Show every line in the entries below where the word "Programa" appears.
--- Start of RECORD EXCERPTS ---
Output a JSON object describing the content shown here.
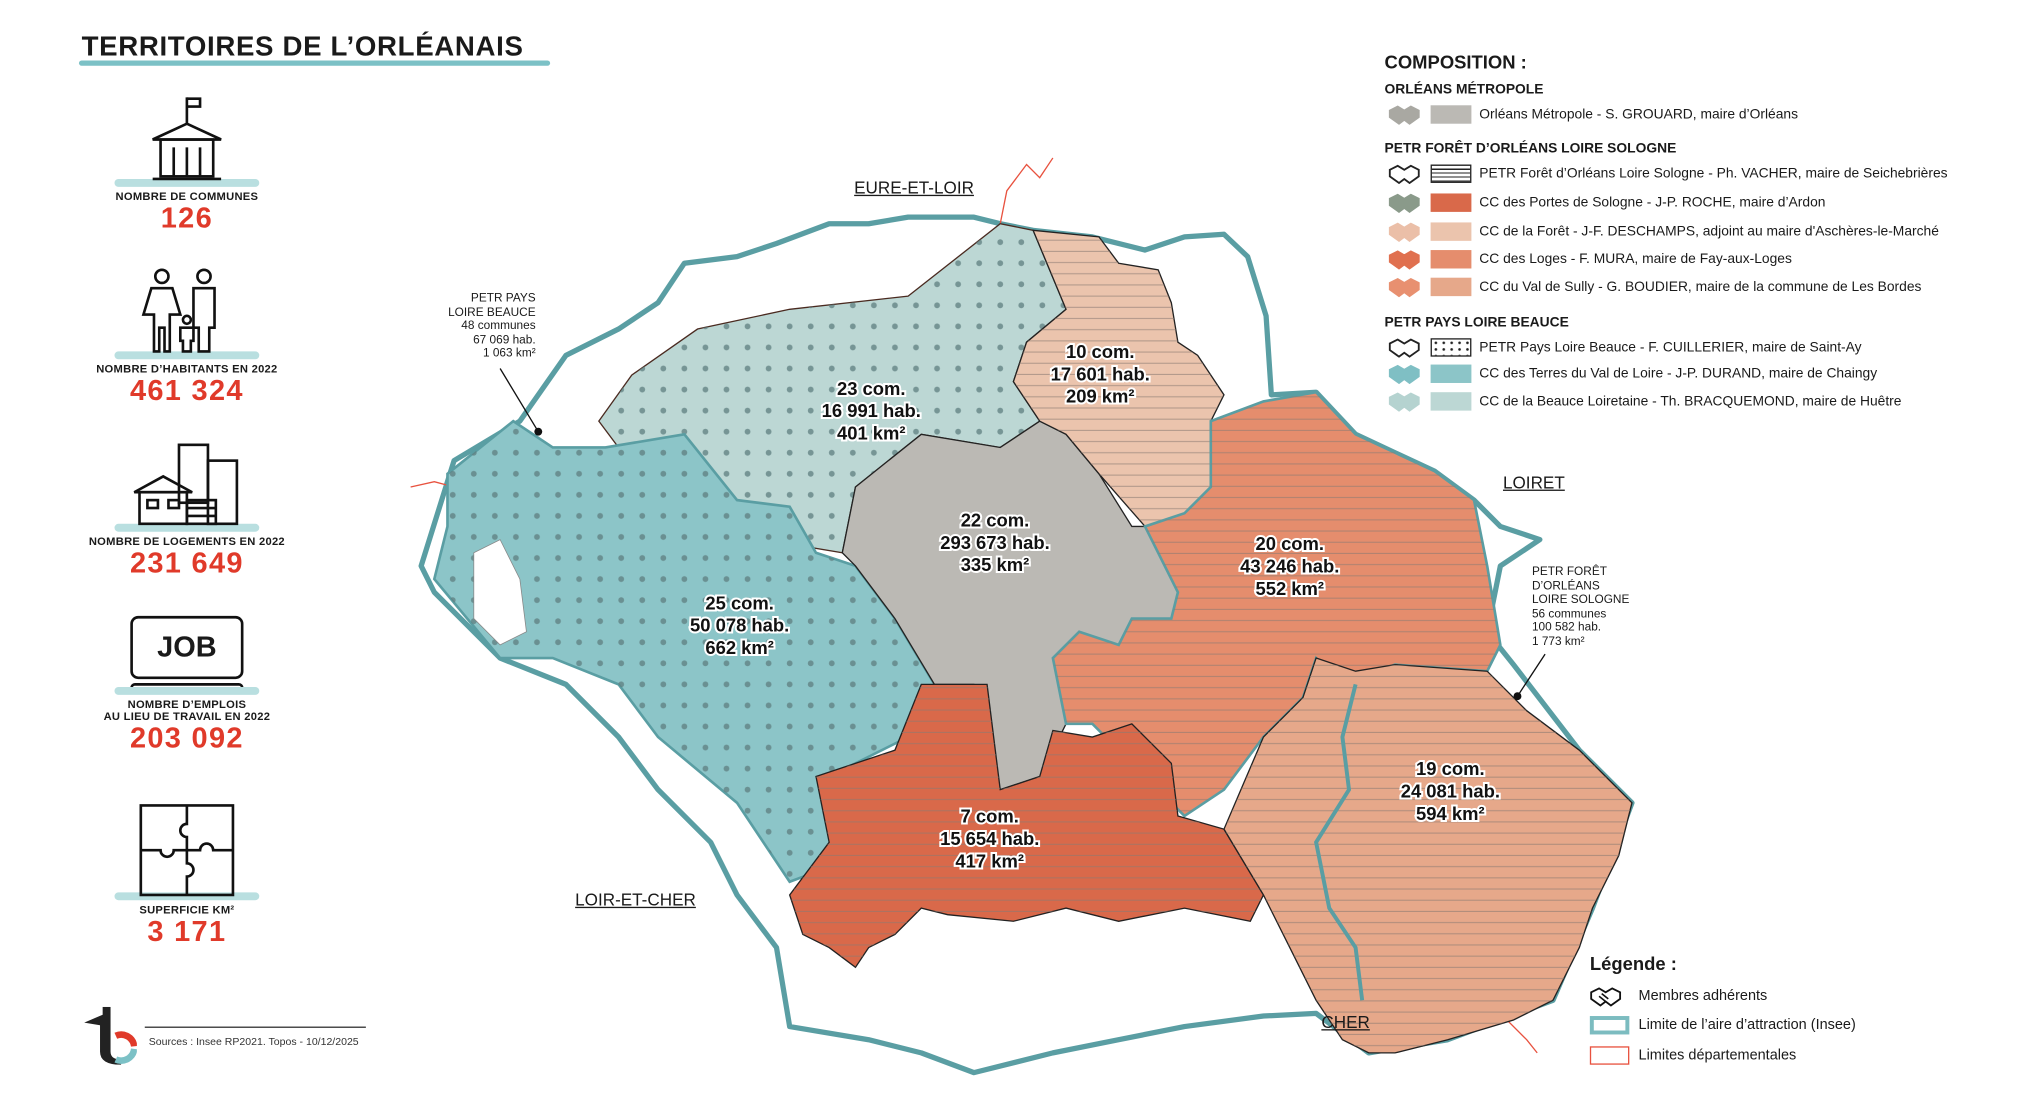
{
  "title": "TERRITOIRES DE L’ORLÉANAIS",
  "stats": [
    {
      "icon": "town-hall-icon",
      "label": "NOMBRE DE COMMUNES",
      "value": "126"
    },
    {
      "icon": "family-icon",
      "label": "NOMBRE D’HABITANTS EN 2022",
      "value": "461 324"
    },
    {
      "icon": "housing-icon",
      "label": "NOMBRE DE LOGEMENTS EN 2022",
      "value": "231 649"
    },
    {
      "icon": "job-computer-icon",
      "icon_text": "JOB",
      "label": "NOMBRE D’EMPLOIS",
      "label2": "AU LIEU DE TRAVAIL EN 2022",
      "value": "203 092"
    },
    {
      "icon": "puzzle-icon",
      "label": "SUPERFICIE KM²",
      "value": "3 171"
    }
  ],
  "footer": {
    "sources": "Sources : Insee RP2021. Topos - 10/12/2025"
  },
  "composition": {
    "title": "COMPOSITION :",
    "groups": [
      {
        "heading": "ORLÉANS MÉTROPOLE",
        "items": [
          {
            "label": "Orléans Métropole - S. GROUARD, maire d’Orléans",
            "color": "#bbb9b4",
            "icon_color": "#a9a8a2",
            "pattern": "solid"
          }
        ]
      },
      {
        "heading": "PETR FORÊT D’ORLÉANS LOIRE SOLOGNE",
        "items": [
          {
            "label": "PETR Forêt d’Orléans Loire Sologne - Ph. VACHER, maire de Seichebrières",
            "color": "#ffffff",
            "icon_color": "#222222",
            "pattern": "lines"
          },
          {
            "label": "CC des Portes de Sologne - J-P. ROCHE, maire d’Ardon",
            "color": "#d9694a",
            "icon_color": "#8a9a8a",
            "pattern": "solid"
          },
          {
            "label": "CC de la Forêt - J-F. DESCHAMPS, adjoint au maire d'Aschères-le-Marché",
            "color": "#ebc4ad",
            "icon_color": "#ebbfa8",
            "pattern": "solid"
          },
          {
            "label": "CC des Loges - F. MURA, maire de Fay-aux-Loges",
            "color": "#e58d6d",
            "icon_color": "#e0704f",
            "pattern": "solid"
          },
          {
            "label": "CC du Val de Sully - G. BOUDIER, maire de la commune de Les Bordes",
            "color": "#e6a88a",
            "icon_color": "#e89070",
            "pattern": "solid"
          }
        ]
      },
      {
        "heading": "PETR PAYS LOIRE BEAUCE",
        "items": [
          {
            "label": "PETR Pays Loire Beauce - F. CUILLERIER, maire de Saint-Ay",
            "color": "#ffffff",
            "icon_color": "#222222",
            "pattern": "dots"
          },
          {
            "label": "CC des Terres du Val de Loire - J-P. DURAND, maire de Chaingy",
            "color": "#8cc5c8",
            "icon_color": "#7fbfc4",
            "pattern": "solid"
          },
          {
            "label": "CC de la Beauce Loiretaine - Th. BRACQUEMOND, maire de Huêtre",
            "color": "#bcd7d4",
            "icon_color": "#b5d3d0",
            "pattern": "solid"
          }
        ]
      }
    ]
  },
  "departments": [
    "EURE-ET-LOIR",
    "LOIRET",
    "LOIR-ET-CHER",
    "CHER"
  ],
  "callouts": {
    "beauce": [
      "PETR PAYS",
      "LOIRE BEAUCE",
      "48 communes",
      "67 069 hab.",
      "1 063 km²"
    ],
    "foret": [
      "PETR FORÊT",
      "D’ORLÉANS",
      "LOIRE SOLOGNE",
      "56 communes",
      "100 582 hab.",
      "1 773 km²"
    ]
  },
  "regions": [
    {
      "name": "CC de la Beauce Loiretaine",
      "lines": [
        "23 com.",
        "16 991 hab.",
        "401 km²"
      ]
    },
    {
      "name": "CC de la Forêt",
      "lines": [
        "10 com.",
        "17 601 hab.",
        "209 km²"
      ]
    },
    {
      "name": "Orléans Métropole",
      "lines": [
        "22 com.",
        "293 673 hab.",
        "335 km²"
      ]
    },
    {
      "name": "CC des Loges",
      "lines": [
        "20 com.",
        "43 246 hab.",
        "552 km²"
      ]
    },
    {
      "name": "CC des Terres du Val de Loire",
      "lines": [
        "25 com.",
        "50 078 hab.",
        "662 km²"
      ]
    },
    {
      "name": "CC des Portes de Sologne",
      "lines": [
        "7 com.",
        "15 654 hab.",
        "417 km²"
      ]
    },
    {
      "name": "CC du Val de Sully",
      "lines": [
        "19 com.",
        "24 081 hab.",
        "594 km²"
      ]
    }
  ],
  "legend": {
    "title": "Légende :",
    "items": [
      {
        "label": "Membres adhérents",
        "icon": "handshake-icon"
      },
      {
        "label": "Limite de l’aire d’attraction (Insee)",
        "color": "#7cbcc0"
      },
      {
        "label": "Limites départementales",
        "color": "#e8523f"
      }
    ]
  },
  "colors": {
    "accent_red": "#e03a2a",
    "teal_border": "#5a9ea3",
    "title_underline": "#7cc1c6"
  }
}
--- End of RECORD EXCERPTS ---
--- Start of RECORD EXCERPTS ---
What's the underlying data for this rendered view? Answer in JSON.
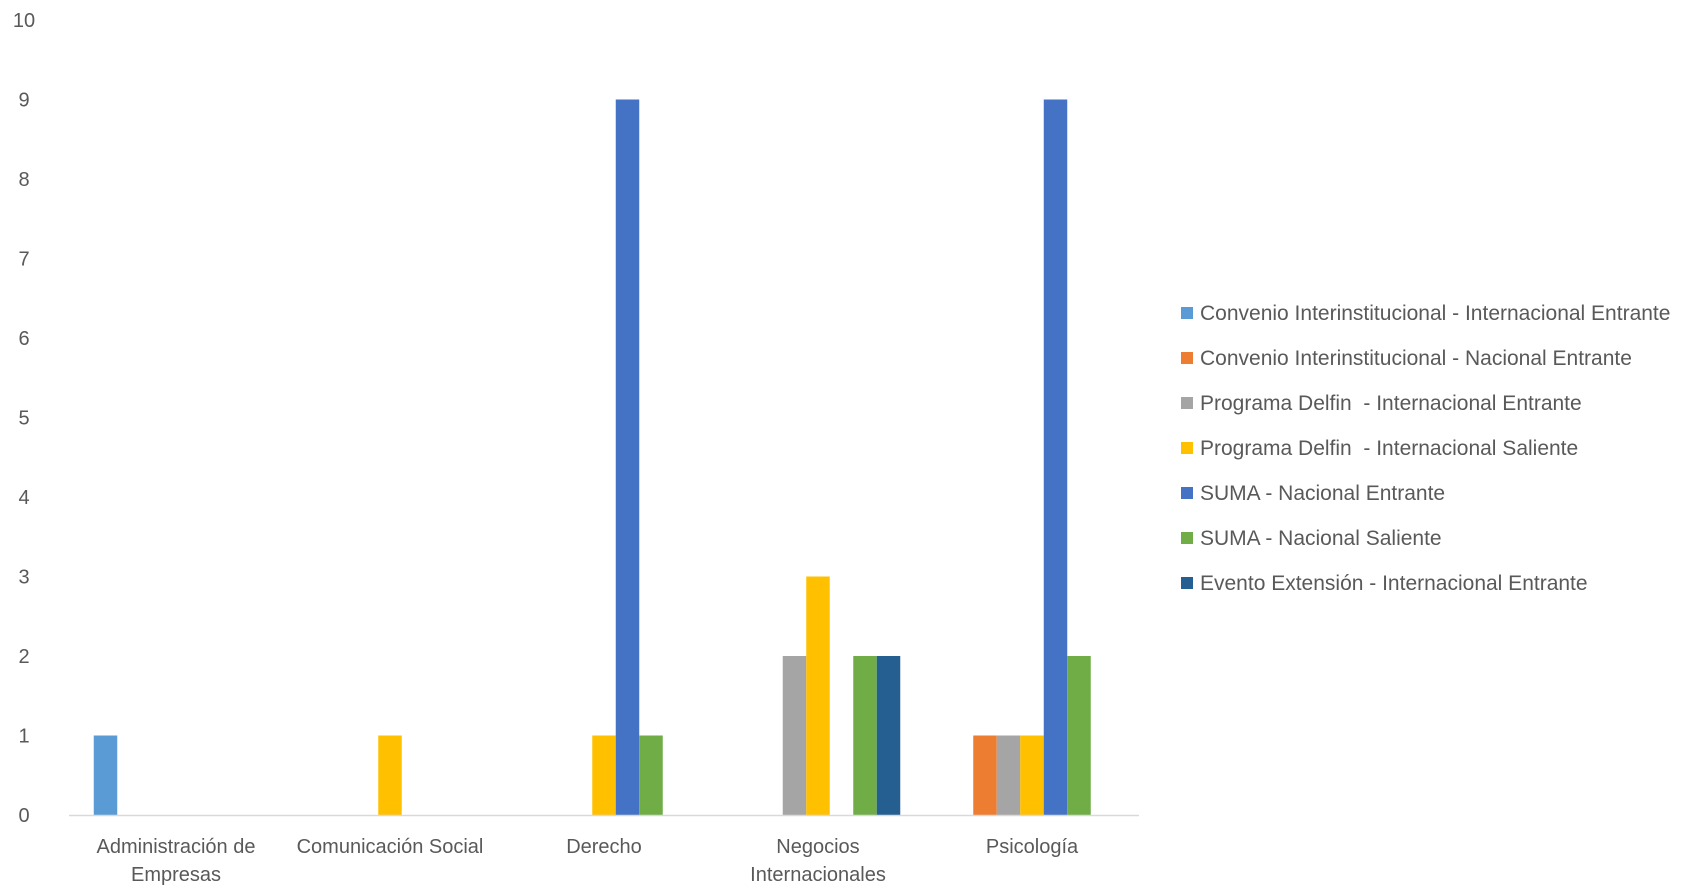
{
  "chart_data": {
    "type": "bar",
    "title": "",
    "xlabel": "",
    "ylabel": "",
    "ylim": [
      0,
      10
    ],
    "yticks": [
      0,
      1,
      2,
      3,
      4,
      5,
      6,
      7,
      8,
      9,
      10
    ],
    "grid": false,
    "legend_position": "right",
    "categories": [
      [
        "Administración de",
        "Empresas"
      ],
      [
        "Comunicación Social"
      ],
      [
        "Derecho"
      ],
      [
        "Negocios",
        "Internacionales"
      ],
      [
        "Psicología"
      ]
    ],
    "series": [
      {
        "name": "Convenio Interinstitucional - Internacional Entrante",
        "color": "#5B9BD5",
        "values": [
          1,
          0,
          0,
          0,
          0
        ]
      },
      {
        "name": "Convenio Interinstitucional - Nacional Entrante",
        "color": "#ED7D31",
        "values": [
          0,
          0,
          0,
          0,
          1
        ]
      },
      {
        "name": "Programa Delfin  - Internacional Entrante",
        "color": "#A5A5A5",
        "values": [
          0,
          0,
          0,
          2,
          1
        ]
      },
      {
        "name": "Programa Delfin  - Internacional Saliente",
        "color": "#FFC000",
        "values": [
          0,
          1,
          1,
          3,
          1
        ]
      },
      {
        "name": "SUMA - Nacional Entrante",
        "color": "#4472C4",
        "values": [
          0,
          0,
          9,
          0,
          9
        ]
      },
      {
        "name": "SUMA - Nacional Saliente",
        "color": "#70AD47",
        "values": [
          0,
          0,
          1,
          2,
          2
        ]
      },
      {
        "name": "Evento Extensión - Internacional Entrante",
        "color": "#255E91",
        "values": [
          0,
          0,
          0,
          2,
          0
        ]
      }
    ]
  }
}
--- End of RECORD EXCERPTS ---
▶ **EXERCISE SOLUTION**:
        "name": "Programa Delfin  - Internacional Entrante",
        "name": "Programa Delfin  - Internacional Saliente",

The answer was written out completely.